Exercise prompt:
Select all lines with the string "content" in them, and copy those lines.

::::::

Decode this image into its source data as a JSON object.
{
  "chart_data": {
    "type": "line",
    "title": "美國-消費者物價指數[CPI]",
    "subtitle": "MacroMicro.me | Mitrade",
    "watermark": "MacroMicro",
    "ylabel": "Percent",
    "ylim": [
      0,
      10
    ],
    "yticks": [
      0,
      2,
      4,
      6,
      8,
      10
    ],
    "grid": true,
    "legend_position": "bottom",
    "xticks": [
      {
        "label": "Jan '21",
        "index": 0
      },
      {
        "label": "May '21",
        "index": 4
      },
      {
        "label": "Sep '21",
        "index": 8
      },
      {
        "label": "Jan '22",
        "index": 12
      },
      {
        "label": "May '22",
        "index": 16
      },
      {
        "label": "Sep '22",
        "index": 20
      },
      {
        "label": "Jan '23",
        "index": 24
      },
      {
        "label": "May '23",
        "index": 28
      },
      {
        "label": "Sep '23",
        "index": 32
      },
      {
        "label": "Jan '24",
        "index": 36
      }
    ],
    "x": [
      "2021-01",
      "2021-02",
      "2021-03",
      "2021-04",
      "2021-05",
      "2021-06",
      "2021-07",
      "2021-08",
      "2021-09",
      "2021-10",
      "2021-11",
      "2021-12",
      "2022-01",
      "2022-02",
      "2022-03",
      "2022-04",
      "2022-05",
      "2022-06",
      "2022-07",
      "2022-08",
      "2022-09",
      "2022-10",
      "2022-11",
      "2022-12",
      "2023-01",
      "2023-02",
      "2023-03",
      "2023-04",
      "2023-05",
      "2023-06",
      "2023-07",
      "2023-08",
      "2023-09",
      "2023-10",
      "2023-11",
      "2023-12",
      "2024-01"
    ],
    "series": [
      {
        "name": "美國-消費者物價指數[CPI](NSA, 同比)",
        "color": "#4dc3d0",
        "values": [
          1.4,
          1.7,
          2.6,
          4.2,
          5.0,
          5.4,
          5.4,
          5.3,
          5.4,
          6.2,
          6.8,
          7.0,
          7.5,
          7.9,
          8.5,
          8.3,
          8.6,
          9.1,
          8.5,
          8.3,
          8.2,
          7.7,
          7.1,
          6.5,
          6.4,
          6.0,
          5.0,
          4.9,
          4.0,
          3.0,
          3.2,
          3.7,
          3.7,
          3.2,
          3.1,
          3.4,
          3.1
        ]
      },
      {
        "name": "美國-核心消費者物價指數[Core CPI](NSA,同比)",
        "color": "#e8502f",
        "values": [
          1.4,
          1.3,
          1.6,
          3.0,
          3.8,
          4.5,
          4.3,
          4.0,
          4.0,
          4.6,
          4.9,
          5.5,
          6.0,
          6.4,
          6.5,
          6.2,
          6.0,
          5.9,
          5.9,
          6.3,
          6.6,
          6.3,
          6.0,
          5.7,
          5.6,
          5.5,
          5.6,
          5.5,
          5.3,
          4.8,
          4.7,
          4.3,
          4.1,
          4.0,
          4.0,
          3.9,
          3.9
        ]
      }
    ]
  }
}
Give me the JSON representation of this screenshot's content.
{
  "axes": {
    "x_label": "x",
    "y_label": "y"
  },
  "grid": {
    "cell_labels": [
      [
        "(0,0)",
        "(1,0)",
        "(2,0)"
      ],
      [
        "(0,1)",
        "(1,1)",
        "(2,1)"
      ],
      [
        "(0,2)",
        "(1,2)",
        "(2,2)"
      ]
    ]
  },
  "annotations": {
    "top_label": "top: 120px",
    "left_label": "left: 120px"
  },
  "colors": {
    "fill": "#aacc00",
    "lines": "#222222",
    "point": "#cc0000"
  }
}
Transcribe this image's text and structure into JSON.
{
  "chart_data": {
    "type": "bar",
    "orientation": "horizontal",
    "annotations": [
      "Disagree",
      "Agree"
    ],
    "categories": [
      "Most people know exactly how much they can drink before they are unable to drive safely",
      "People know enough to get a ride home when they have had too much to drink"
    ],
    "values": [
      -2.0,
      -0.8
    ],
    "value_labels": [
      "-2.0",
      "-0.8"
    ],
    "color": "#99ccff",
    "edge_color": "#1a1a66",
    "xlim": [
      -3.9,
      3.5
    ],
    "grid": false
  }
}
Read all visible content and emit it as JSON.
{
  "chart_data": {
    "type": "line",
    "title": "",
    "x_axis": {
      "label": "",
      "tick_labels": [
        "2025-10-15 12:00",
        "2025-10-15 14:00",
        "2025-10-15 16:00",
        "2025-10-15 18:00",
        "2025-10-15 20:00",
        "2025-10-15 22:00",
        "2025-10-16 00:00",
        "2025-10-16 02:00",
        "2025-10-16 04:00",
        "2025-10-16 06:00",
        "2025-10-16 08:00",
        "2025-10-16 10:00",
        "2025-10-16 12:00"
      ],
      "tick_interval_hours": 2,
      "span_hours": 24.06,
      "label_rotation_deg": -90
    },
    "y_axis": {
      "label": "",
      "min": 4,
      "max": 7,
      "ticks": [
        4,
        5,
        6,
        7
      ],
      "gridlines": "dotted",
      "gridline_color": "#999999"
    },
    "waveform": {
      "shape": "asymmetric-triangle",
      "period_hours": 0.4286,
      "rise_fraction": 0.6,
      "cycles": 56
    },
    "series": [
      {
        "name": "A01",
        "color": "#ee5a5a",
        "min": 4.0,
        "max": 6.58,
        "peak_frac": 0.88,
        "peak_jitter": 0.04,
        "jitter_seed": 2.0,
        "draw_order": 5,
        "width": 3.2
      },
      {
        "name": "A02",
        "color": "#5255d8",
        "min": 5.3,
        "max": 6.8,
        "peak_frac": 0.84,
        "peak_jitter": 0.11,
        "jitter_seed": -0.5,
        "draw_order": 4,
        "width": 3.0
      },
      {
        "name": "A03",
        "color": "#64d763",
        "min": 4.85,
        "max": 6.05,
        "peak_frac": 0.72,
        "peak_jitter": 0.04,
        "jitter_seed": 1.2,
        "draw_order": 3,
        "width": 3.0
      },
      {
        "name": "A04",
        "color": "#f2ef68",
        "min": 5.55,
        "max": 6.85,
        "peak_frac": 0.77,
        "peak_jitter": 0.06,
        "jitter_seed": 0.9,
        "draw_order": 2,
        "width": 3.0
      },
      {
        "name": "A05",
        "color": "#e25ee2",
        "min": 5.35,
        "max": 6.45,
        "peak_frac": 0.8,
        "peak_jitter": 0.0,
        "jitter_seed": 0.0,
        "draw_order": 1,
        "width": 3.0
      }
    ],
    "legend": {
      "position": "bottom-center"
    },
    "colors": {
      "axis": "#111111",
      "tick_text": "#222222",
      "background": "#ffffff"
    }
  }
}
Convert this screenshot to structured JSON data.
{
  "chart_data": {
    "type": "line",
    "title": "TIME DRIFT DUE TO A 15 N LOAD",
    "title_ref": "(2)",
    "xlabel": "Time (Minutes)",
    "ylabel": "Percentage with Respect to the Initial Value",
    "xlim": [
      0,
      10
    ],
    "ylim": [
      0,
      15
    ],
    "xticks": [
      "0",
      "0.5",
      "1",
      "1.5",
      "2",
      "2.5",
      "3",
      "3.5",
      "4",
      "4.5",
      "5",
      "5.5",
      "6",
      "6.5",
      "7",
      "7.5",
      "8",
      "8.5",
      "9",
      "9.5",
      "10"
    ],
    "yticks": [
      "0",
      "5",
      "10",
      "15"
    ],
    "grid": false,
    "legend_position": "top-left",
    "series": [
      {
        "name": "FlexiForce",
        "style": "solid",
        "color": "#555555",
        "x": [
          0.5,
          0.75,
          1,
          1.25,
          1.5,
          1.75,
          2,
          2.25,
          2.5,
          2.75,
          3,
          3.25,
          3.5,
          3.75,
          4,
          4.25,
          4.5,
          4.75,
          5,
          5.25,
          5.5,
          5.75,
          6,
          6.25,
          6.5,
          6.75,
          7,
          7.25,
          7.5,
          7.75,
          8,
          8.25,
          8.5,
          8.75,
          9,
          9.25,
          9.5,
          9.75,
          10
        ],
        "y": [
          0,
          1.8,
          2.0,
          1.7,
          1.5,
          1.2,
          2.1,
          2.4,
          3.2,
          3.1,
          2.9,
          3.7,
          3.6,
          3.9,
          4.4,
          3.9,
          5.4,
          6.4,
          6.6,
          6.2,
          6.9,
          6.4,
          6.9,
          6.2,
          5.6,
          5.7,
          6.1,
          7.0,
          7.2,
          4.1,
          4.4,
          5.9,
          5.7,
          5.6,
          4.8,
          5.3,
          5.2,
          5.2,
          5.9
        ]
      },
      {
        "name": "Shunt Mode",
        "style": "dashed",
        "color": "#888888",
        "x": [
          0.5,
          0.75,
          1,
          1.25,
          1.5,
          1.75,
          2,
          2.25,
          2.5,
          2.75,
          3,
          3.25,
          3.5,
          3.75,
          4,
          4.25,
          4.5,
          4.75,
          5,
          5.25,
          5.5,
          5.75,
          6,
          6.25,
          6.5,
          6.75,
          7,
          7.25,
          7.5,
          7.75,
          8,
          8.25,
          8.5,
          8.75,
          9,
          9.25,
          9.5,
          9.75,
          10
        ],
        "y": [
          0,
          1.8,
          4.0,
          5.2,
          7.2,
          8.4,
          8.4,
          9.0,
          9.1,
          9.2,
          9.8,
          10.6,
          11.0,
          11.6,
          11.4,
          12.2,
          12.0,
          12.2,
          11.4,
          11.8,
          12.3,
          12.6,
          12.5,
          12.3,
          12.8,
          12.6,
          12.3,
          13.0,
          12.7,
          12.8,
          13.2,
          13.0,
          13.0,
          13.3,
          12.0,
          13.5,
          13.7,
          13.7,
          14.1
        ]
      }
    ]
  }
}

::::::

Final result:
Give me the JSON representation of this screenshot's content.
Read all visible content and emit it as JSON.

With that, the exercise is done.